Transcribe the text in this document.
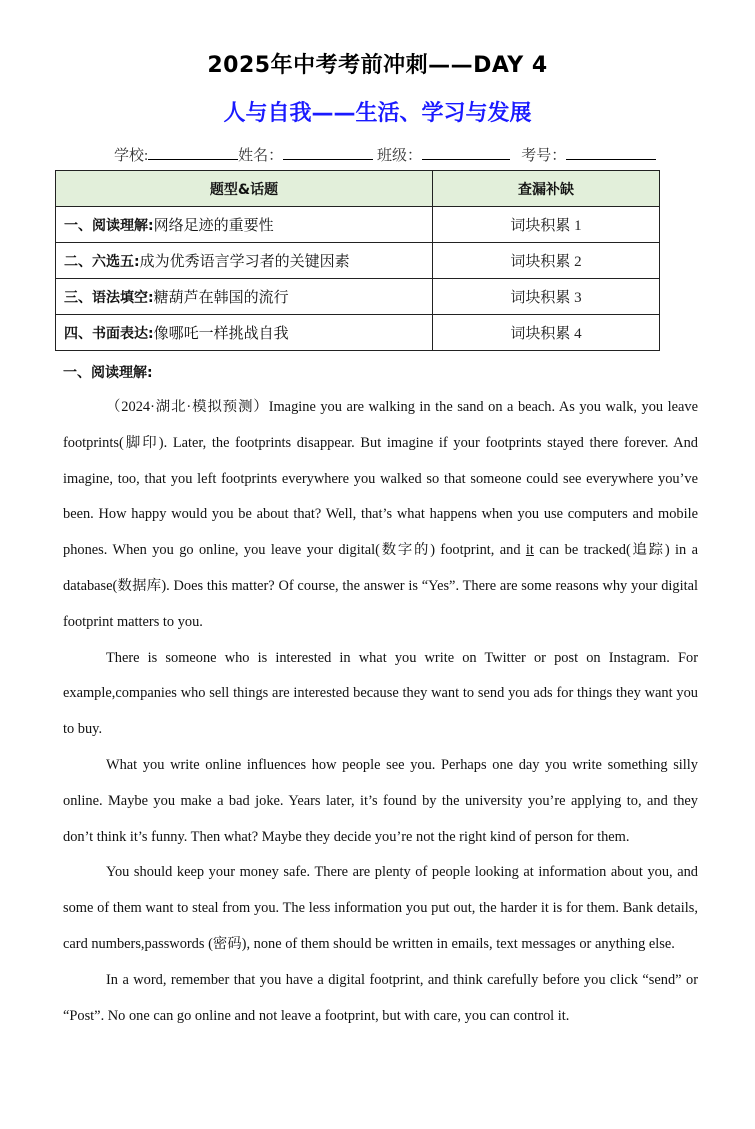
2025年中考考前冲刺——DAY 4
人与自我——生活、学习与发展
学校:	姓名：	班级：	考号：
题型&话题	查漏补缺
一、阅读理解:网络足迹的重要性	词块积累 1
二、六选五:成为优秀语言学习者的关键因素	词块积累 2
三、语法填空:糖葫芦在韩国的流行	词块积累 3
四、书面表达:像哪吒一样挑战自我	词块积累 4
一、阅读理解:

（2024·湖北·模拟预测）Imagine you are walking in the sand on a beach. As you walk, you leave footprints(脚印). Later, the footprints disappear. But imagine if your footprints stayed there forever. And imagine, too, that you left footprints everywhere you walked so that someone could see everywhere you’ve been. How happy would you be about that? Well, that’s what happens when you use computers and mobile phones. When you go online, you leave your digital(数字的) footprint, and it can be tracked(追踪) in a database(数据库). Does this matter? Of course, the answer is “Yes”. There are some reasons why your digital footprint matters to you.

There is someone who is interested in what you write on Twitter or post on Instagram. For example,companies who sell things are interested because they want to send you ads for things they want you to buy.

What you write online influences how people see you. Perhaps one day you write something silly online. Maybe you make a bad joke. Years later, it’s found by the university you’re applying to, and they don’t think it’s funny. Then what? Maybe they decide you’re not the right kind of person for them.

You should keep your money safe. There are plenty of people looking at information about you, and some of them want to steal from you. The less information you put out, the harder it is for them. Bank details, card numbers,passwords (密码), none of them should be written in emails, text messages or anything else.

In a word, remember that you have a digital footprint, and think carefully before you click “send” or “Post”. No one can go online and not leave a footprint, but with care, you can control it.
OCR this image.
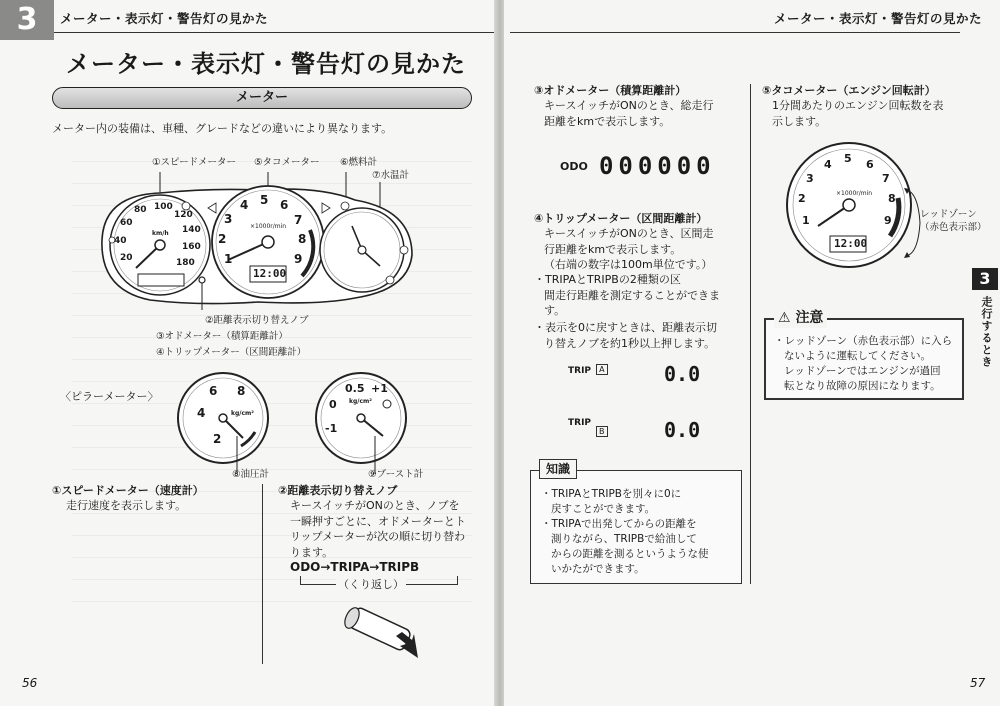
3	メーター・表示灯・警告灯の見かた
メーター・表示灯・警告灯の見かた
メーター
メーター内の装備は、車種、グレードなどの違いにより異なります。
①スピードメーター ⑤タコメーター ⑥燃料計
⑦水温計
20
40
60
80 100
120
140
160
180
km/h
1
2
3
4 5 6
7
8
9
×1000r/min
12:00
②距離表示切り替えノブ
③オドメーター（積算距離計）
④トリップメーター（区間距離計）
〈ピラーメーター〉
2
4
6 8
kg/cm²
⑧油圧計
-1
0
0.5 +1
kg/cm²
⑨ブースト計
①スピードメーター（速度計）
走行速度を表示します。
②距離表示切り替えノブ
キースイッチがONのとき、ノブを
一瞬押すごとに、オドメーターとト
リップメーターが次の順に切り替わ
ります。
ODO→TRIPA→TRIPB
（くり返し）
56
メーター・表示灯・警告灯の見かた
③オドメーター（積算距離計）
キースイッチがONのとき、総走行
距離をkmで表示します。
$^{ODO}$ 000000
④トリップメーター（区間距離計）
キースイッチがONのとき、区間走
行距離をkmで表示します。
（右端の数字は100m単位です。）
・TRIPAとTRIPBの2種類の区
間走行距離を測定することができま
す。
・表示を0に戻すときは、距離表示切
り替えノブを約1秒以上押します。
TRIP A	0.0
TRIP
B	0.0
知識
・TRIPAとTRIPBを別々に0に
戻すことができます。
・TRIPAで出発してからの距離を
測りながら、TRIPBで給油して
からの距離を測るというような使
いかたができます。
⑤タコメーター（エンジン回転計）
1分間あたりのエンジン回転数を表
示します。
1
2
3
4 5 6
7
8
9
×1000r/min
12:00
レッドゾーン
（赤色表示部）
⚠ 注意
・レッドゾーン（赤色表示部）に入ら
ないように運転してください。
レッドゾーンではエンジンが過回
転となり故障の原因になります。
3
走行するとき
57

= = = =

WRITTEN PROBLEM
Look above for lines with the word "this" and copy them all.

THE RESPONSE
Transcribe the text in this document.
（2024·湖北·模拟预测）Imagine you are walking in the sand on a beach. As you walk, you leave footprints(脚印). Later, the footprints disappear. But imagine if your footprints stayed there forever. And imagine, too, that you left footprints everywhere you walked so that someone could see everywhere you’ve been. How happy would you be about that? Well, that’s what happens when you use computers and mobile phones. When you go online, you leave your digital(数字的) footprint, and it can be tracked(追踪) in a database(数据库). Does this matter? Of course, the answer is “Yes”. There are some reasons why your digital footprint matters to you.
OCR this image.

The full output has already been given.